### [Problem details]
Using the listing beneath this task, count the lines with the word "лицо" and write only the result.

### [Entries provided]
[Start]

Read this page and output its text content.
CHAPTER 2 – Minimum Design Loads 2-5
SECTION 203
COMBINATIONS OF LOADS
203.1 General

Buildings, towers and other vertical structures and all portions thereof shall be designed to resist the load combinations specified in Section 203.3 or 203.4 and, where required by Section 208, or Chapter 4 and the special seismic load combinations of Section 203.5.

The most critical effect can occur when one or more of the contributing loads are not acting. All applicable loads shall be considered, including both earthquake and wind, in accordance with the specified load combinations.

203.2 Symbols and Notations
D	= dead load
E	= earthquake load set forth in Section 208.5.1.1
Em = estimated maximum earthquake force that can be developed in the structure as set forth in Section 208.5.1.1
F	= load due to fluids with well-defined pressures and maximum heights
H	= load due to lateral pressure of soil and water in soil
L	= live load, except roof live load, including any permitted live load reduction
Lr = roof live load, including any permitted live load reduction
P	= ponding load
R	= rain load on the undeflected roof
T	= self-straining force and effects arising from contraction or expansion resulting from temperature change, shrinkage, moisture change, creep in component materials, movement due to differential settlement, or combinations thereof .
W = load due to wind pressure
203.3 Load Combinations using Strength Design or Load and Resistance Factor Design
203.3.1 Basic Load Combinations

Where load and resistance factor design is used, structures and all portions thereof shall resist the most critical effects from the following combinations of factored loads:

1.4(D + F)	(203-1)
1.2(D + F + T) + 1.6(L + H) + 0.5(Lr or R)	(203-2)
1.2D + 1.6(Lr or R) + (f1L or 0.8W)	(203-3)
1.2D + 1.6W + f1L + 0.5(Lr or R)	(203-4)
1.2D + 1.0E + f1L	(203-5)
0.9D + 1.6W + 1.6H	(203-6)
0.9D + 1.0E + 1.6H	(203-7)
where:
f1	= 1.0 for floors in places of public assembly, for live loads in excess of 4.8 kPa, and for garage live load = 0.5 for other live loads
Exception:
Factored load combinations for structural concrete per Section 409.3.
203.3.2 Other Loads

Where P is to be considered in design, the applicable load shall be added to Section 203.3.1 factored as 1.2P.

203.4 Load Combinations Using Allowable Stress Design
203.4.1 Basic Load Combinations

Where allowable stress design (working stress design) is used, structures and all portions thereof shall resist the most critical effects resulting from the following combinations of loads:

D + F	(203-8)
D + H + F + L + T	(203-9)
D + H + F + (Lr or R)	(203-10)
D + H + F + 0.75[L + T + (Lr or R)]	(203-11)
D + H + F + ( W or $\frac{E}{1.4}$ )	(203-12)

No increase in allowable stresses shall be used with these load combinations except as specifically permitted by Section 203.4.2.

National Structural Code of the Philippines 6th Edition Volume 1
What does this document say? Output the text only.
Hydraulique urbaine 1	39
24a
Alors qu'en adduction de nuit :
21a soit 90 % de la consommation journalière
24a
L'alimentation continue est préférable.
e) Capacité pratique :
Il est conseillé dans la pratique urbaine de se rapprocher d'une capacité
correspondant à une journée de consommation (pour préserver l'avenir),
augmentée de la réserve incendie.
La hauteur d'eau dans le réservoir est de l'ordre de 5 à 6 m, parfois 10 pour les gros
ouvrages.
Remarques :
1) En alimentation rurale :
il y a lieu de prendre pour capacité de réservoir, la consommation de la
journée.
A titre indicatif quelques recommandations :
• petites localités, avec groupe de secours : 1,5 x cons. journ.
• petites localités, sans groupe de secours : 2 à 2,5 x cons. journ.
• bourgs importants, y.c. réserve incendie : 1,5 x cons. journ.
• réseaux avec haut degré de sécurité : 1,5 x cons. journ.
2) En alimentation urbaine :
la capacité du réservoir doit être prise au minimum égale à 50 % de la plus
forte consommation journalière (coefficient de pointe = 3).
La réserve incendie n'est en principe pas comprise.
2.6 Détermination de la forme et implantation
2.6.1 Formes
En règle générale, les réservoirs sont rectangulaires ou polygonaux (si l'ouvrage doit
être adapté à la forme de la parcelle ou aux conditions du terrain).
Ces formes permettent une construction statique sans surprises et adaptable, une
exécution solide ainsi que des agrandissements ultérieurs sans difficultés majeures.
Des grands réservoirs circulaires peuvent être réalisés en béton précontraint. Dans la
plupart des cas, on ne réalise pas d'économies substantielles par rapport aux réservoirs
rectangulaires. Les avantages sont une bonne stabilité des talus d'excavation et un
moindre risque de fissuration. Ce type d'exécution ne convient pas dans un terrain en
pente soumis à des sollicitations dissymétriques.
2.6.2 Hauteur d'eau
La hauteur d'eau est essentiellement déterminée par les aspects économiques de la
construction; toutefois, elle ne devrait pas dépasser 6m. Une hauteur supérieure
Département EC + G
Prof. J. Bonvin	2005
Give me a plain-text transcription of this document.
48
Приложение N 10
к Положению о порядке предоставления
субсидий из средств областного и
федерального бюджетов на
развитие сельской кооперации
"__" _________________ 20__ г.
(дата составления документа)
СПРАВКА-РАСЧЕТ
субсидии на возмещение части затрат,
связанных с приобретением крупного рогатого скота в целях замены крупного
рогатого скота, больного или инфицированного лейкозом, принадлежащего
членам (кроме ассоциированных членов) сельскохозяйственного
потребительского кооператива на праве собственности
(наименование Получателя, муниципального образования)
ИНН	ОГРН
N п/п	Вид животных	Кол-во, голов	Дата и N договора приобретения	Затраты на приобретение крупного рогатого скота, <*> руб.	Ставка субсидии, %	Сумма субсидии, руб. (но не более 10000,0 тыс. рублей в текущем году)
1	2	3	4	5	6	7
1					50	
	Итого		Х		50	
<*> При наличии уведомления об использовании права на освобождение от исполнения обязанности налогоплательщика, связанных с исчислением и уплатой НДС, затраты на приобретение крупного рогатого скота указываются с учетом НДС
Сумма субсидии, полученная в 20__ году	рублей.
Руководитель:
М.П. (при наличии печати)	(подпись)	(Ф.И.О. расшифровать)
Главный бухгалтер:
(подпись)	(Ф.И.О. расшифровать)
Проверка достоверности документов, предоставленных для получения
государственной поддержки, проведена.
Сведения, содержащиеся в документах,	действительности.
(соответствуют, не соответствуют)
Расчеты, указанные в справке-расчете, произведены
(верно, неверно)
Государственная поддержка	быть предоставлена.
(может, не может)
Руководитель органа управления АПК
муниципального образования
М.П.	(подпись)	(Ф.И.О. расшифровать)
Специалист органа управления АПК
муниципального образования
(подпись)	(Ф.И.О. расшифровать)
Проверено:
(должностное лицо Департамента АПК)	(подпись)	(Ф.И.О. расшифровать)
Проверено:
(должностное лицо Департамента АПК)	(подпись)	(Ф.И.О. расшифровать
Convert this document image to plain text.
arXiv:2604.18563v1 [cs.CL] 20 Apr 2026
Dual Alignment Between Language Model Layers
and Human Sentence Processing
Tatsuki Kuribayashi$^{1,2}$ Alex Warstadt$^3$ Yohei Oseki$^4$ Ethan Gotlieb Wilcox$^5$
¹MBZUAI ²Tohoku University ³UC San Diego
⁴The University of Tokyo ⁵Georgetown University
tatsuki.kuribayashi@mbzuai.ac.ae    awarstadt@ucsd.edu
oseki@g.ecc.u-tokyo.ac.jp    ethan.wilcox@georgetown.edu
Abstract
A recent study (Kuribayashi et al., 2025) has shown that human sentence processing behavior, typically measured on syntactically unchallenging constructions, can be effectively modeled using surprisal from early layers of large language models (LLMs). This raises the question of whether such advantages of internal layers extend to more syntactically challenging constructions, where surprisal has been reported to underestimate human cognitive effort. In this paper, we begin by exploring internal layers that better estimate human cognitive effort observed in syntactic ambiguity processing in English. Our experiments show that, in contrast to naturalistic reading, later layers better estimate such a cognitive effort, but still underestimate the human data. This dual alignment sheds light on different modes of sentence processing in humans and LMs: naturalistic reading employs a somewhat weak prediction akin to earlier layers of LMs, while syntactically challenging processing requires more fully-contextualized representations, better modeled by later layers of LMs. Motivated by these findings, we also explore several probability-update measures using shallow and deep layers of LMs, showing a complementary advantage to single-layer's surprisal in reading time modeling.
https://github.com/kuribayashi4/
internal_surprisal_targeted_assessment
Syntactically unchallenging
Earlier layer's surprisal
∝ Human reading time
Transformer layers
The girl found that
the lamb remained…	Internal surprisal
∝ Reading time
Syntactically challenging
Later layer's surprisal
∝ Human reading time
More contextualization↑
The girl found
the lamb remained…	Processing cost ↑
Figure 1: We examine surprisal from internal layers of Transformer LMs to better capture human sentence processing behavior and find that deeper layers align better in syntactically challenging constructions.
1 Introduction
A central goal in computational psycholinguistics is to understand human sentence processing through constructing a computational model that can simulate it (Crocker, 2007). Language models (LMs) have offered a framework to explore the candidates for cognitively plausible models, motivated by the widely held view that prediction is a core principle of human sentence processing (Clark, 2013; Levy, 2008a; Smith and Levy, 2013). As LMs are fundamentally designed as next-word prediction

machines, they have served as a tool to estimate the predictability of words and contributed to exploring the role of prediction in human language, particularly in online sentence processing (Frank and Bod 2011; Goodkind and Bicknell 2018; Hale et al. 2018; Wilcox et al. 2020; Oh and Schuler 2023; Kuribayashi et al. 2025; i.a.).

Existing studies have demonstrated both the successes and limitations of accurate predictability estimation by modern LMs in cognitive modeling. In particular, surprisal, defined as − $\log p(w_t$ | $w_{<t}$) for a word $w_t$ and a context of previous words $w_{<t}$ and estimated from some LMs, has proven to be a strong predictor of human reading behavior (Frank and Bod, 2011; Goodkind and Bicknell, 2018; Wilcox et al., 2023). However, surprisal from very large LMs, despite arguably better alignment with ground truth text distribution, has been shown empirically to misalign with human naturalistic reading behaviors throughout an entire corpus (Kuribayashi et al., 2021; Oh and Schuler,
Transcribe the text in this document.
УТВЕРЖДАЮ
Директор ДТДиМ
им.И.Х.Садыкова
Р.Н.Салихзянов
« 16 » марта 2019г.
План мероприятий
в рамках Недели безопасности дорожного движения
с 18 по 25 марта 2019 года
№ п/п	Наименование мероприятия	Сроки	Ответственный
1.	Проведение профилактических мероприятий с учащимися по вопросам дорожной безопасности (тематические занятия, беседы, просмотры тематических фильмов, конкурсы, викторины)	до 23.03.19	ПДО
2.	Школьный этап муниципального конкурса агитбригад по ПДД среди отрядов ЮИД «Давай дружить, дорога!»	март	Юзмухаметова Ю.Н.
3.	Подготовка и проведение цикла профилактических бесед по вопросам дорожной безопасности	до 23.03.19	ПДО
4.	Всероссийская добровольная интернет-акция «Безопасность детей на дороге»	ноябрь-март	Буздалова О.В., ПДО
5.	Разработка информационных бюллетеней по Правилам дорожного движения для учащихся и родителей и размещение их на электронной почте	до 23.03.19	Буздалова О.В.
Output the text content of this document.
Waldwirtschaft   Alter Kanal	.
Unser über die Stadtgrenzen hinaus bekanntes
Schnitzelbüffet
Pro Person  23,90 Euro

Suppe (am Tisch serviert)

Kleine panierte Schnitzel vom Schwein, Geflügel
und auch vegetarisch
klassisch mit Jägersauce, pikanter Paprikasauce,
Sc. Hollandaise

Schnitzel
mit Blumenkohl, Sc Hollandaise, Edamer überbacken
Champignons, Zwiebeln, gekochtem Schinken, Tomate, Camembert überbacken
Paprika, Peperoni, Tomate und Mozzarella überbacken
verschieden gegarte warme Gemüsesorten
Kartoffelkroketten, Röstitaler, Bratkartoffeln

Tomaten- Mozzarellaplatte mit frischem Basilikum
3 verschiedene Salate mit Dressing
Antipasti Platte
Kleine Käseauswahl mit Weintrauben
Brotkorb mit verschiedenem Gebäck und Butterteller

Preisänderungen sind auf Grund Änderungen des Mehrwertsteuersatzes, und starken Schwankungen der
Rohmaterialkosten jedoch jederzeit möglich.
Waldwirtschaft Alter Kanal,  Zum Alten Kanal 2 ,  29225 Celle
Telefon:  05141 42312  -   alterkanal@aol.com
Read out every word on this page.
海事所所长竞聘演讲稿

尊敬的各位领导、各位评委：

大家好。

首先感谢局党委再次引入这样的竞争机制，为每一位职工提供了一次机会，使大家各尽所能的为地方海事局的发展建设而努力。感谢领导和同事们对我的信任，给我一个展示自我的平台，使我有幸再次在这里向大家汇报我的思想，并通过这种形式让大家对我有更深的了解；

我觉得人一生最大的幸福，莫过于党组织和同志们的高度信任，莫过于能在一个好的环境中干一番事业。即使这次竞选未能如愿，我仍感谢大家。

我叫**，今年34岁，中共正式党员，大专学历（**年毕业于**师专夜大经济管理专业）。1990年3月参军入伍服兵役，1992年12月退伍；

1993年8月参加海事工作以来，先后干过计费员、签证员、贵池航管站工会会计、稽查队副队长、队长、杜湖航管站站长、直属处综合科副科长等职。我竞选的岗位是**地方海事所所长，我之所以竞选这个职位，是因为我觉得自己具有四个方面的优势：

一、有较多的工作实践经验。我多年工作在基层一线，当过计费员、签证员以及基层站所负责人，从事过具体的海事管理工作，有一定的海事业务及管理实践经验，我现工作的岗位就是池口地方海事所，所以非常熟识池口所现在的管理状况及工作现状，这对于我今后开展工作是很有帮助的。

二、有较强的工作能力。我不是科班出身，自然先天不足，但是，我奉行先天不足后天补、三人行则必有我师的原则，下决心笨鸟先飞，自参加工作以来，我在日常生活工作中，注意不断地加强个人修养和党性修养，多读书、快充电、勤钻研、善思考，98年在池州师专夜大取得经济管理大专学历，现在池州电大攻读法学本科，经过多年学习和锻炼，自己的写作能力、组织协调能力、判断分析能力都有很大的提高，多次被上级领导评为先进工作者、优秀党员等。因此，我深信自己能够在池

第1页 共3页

[End]

### [Full solution]
2